__WHAT THIS TASK INVOLVES__. Determine how many lines include the string "للقيم". Output that number only.

----

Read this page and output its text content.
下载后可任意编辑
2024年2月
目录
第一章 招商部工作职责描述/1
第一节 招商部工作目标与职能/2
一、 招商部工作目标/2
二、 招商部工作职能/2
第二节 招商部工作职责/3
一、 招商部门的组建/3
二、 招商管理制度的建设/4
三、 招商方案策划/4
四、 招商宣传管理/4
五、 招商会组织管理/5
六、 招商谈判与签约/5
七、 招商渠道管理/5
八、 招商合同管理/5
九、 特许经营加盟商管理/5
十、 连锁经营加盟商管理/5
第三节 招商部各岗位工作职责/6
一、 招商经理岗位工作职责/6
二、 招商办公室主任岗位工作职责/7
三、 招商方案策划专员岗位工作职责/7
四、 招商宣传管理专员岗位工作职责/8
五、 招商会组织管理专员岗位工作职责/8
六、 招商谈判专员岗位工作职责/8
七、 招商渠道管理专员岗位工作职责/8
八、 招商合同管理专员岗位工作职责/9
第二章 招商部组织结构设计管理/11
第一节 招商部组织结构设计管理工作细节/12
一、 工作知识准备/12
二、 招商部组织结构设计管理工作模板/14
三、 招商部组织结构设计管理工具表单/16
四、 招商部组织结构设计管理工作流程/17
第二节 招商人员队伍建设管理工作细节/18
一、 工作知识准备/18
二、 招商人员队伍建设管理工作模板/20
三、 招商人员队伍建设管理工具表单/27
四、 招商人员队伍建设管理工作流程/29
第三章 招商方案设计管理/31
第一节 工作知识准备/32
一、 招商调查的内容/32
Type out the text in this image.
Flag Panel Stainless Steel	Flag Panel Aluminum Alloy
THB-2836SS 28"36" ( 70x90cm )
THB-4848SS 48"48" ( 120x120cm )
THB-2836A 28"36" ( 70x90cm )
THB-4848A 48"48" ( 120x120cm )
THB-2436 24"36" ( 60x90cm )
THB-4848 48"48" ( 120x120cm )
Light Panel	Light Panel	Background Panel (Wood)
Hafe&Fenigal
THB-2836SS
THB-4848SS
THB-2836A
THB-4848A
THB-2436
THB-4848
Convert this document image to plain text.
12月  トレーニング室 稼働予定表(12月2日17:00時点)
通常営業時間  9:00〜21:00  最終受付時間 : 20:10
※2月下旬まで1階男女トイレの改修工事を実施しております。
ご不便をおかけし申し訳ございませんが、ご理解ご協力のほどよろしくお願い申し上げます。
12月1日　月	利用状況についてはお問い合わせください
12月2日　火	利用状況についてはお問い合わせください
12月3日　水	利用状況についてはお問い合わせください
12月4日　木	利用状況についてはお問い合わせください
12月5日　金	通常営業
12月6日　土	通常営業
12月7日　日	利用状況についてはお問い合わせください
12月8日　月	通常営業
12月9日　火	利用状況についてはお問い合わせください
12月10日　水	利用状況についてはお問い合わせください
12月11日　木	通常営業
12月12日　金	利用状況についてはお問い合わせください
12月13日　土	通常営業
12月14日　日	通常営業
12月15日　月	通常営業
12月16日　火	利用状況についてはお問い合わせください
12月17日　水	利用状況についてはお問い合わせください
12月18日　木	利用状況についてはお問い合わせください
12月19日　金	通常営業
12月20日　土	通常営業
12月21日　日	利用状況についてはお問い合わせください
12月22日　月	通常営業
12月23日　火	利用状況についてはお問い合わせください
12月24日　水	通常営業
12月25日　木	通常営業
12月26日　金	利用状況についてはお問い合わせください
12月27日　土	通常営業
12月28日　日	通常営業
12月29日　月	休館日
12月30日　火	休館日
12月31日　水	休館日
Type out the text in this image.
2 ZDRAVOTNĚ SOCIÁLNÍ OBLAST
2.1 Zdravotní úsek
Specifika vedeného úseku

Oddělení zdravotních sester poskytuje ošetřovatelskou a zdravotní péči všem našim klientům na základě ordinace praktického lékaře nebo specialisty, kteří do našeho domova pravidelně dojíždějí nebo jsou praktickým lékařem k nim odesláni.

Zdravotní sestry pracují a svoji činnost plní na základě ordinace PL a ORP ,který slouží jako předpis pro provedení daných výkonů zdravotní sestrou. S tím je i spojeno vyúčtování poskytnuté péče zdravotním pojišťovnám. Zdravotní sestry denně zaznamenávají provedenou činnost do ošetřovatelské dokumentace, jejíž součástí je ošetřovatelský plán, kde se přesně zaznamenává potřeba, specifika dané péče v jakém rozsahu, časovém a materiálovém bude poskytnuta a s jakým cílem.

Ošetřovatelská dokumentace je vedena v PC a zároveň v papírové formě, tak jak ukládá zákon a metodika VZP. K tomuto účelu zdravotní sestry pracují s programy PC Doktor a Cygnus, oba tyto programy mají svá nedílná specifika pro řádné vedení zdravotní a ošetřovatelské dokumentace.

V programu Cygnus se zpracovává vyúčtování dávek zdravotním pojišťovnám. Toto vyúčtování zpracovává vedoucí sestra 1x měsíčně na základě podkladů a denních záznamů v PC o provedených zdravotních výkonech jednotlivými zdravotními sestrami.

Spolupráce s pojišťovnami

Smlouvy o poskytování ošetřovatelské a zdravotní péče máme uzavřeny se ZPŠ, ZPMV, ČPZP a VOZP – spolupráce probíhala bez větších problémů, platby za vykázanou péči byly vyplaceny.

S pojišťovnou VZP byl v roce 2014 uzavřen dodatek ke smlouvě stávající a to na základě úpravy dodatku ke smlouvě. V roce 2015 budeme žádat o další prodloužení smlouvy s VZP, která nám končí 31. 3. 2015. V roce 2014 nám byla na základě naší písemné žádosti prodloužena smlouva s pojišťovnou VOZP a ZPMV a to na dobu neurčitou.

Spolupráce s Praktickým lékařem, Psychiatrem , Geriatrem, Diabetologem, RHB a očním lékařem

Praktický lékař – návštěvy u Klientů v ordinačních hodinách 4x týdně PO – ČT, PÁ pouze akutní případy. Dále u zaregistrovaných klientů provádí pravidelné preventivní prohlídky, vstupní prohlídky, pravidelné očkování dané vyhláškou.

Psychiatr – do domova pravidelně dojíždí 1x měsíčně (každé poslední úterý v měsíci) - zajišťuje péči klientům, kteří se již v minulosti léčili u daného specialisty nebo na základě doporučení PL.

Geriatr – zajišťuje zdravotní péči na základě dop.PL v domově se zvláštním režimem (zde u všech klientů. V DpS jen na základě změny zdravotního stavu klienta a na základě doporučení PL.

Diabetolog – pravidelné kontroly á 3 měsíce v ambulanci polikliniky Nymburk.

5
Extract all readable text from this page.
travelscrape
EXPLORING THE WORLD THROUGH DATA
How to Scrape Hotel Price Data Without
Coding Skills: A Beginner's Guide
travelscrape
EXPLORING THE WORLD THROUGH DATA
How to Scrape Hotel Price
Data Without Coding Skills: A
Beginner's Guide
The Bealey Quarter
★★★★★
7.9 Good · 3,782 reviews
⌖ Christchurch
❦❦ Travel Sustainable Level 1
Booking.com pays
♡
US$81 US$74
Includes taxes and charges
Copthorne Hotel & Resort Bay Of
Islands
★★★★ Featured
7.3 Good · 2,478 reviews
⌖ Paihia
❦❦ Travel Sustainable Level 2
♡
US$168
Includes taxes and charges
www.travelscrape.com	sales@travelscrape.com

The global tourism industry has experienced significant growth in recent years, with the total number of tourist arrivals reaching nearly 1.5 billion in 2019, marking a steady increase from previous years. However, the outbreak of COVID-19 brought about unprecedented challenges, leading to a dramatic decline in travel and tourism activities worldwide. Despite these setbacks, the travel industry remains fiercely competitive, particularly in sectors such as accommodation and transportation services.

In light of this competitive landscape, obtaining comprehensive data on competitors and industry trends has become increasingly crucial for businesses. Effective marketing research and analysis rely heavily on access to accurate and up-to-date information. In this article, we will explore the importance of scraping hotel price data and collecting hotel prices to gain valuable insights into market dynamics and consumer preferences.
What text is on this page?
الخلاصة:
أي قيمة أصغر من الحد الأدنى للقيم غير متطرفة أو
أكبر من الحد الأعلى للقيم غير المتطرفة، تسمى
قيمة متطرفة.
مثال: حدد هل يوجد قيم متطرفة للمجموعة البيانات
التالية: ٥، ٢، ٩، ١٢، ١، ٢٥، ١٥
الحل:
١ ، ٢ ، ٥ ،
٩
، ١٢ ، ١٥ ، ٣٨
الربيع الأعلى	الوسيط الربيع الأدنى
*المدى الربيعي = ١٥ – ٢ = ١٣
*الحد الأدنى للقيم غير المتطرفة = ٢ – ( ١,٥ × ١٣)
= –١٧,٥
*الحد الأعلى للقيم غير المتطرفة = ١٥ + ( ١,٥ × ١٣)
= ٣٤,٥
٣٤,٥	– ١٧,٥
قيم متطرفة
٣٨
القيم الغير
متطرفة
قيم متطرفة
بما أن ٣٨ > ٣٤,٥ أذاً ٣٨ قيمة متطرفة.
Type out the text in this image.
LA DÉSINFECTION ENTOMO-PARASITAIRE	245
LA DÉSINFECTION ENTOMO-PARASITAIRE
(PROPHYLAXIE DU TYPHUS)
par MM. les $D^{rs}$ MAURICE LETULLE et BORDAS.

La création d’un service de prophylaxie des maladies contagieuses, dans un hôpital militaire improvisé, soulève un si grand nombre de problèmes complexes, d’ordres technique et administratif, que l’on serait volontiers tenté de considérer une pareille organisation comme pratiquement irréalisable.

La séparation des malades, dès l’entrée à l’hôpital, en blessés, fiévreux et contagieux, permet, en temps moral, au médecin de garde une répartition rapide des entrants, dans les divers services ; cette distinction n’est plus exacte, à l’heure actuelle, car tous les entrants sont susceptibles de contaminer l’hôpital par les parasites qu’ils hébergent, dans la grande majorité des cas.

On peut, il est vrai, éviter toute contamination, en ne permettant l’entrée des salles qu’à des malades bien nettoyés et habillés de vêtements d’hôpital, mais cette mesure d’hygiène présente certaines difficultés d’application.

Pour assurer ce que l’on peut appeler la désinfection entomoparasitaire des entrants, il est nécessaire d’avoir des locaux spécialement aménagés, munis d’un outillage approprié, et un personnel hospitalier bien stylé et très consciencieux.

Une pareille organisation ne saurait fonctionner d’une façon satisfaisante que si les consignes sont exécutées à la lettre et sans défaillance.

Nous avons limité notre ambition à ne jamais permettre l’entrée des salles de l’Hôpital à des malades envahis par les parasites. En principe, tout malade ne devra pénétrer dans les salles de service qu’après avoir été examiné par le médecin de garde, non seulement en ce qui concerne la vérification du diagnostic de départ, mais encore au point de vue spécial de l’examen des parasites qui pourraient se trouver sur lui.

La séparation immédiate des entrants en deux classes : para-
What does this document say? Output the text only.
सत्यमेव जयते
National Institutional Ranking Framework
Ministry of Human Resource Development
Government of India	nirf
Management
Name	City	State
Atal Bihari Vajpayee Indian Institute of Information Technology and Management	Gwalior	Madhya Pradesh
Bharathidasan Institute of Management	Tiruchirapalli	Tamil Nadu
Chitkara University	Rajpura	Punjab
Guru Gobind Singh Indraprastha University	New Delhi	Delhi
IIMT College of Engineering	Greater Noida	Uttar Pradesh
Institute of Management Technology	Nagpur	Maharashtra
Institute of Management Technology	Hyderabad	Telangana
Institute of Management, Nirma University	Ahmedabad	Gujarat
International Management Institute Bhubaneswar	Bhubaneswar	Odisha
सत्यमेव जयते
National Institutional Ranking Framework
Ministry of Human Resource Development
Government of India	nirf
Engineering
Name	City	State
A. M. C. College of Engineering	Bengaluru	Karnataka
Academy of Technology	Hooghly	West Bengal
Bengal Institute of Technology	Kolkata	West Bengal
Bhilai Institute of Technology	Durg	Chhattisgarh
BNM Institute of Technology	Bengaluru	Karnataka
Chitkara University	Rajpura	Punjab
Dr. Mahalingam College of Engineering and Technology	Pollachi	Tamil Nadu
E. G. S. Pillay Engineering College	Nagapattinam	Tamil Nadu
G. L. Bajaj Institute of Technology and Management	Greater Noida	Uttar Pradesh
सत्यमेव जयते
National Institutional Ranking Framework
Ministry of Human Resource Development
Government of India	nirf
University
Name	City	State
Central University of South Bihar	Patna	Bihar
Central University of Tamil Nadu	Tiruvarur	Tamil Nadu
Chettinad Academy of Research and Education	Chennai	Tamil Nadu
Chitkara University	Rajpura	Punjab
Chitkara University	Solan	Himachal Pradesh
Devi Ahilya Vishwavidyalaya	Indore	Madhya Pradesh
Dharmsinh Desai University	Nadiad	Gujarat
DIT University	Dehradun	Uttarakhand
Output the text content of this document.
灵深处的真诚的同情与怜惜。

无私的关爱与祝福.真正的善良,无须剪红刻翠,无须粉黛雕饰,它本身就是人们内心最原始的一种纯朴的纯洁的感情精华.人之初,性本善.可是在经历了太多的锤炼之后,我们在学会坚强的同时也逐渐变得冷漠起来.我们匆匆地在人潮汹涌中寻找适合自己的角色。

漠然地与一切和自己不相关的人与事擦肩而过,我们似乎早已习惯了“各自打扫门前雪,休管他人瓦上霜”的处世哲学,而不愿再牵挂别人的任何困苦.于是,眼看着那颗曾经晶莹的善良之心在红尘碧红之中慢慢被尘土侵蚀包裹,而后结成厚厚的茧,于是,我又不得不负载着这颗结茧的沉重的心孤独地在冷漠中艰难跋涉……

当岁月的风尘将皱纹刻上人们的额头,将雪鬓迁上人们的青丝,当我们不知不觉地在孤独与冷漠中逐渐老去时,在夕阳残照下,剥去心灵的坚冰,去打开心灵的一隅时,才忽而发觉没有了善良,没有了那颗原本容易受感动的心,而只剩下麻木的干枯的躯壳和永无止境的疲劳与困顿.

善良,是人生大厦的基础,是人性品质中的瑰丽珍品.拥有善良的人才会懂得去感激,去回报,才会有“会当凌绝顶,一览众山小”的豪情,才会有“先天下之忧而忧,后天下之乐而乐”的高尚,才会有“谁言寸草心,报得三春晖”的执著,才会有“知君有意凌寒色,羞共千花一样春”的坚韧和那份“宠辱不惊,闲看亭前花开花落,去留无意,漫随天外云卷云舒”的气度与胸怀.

----

__RIGHT ANSWER__. 4